:: Provided text ::
— Begin —
The DataModel folder contains classes that model the data. The DataLoader class loads images from the folder, pre-process it and splits into Training and Test datasets. The ImageClassifier class wraps the model. It uses data provided by the DataLoader to train the model. Finally, the Predictor class uses the test dataset and train model to make predictions. The architectural overview can be represented like this:

Recommendation Systems

5.2 Data Models

In order to load data from the images and use it with ML.NET algorithms, we need to implement classes that are going to model this data. Three files can be found in Data Folder: ImageData, ModelInput and ModelOutput. The InputData class contains basic information of the image:

namespace ImageClassification.MachineLearning.DataModels
{
    public class ImageData
    {
        public string ImagePath { get; set; }

        public string Label { get; set; }
    }
}

This class contains image path and the label. The label information is extracted from the filename.
— End —
:: Data extract ::
— Begin —
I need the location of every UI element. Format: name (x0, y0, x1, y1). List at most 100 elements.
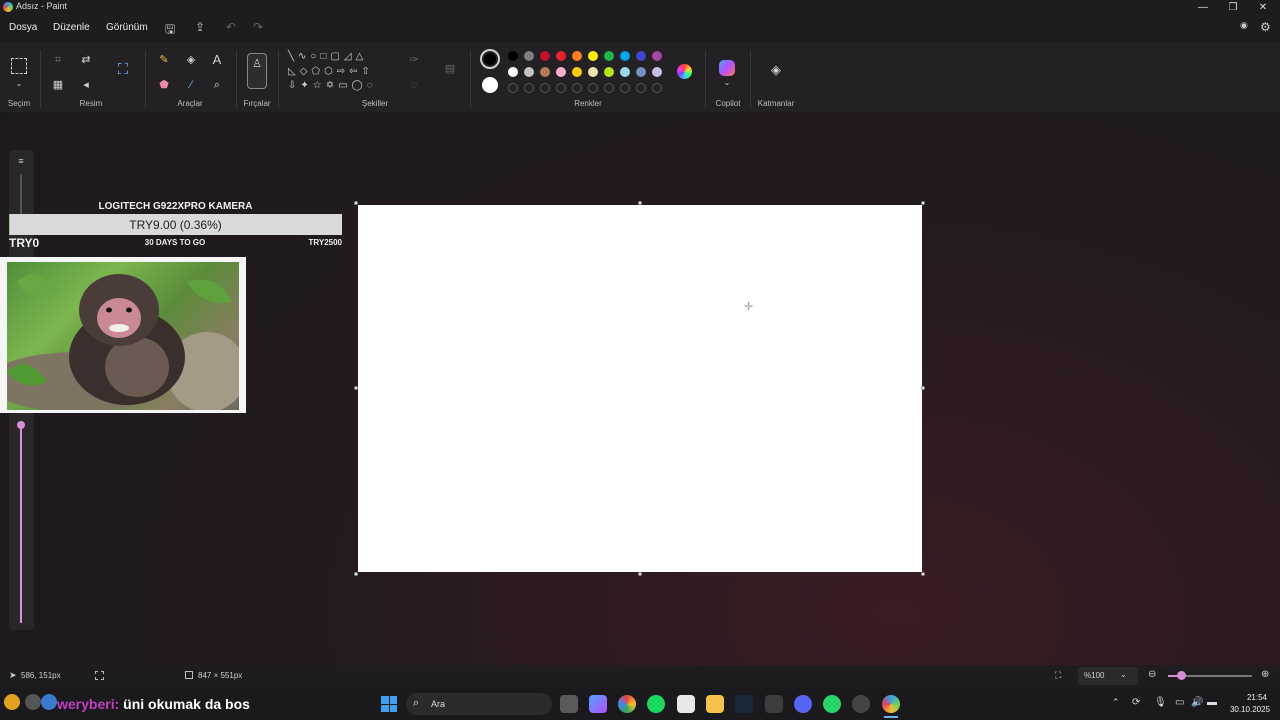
— End —
:: What needs to be done ::
Return, without alteration, the stretch of the image classification text that begins at the words "In order to" and stops after the words "from the filename.".

:: Result below ::
In order to load data from the images and use it with ML.NET algorithms, we need to implement classes that are going to model this data. Three files can be found in Data Folder: ImageData, ModelInput and ModelOutput. The InputData class contains basic information of the image:

namespace ImageClassification.MachineLearning.DataModels
{
    public class ImageData
    {
        public string ImagePath { get; set; }

        public string Label { get; set; }
    }
}

This class contains image path and the label. The label information is extracted from the filename.